> _Short problem_:
Copy every record below exactly as written, but leave out the pictures.

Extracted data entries
----

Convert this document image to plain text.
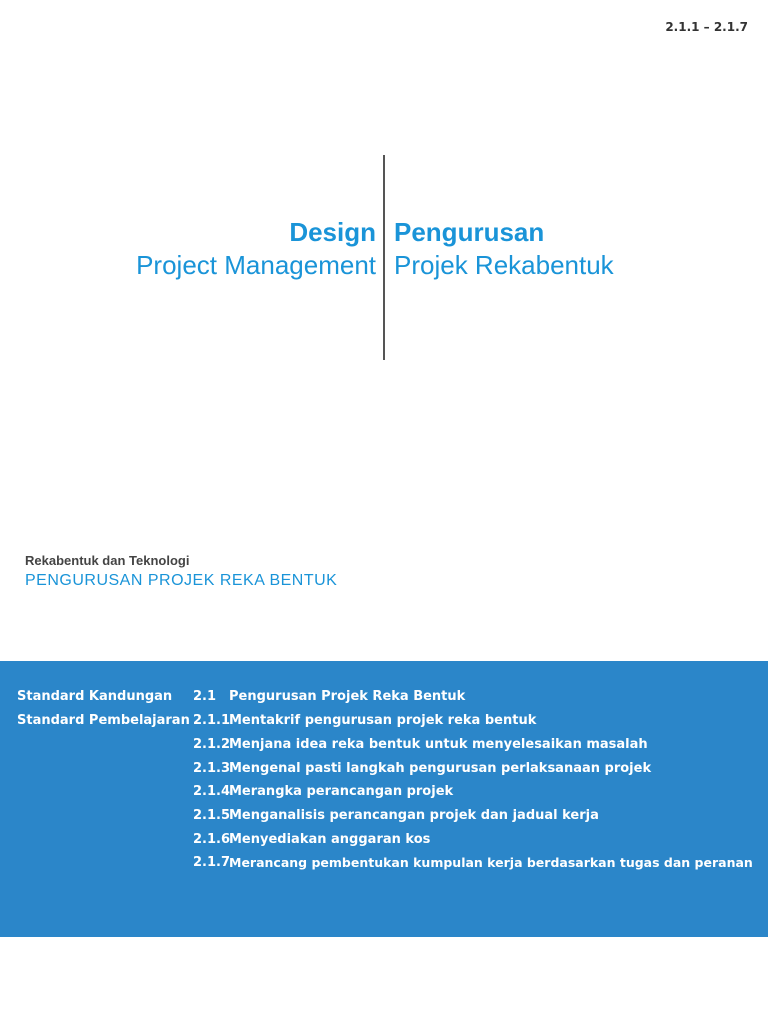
2.1.1 – 2.1.7
Design
Project Management
Pengurusan
Projek Rekabentuk
Rekabentuk dan Teknologi
PENGURUSAN PROJEK REKA BENTUK
Standard Kandungan 2.1 Pengurusan Projek Reka Bentuk
Standard Pembelajaran 2.1.1
Mentakrif pengurusan projek reka bentuk
2.1.2
Menjana idea reka bentuk untuk menyelesaikan masalah
2.1.3
Mengenal pasti langkah pengurusan perlaksanaan projek
2.1.4
Merangka perancangan projek
2.1.5
Menganalisis perancangan projek dan jadual kerja
2.1.6
Menyediakan anggaran kos
2.1.7
Merancang pembentukan kumpulan kerja berdasarkan tugas dan peranan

----

> _The reply_:
Convert this document image to plain text.
2.1.1 – 2.1.7
Design
Project Management
Pengurusan
Projek Rekabentuk
Rekabentuk dan Teknologi
PENGURUSAN PROJEK REKA BENTUK
Standard Kandungan 2.1 Pengurusan Projek Reka Bentuk
Standard Pembelajaran 2.1.1
Mentakrif pengurusan projek reka bentuk
2.1.2
Menjana idea reka bentuk untuk menyelesaikan masalah
2.1.3
Mengenal pasti langkah pengurusan perlaksanaan projek
2.1.4
Merangka perancangan projek
2.1.5
Menganalisis perancangan projek dan jadual kerja
2.1.6
Menyediakan anggaran kos
2.1.7
Merancang pembentukan kumpulan kerja berdasarkan tugas dan peranan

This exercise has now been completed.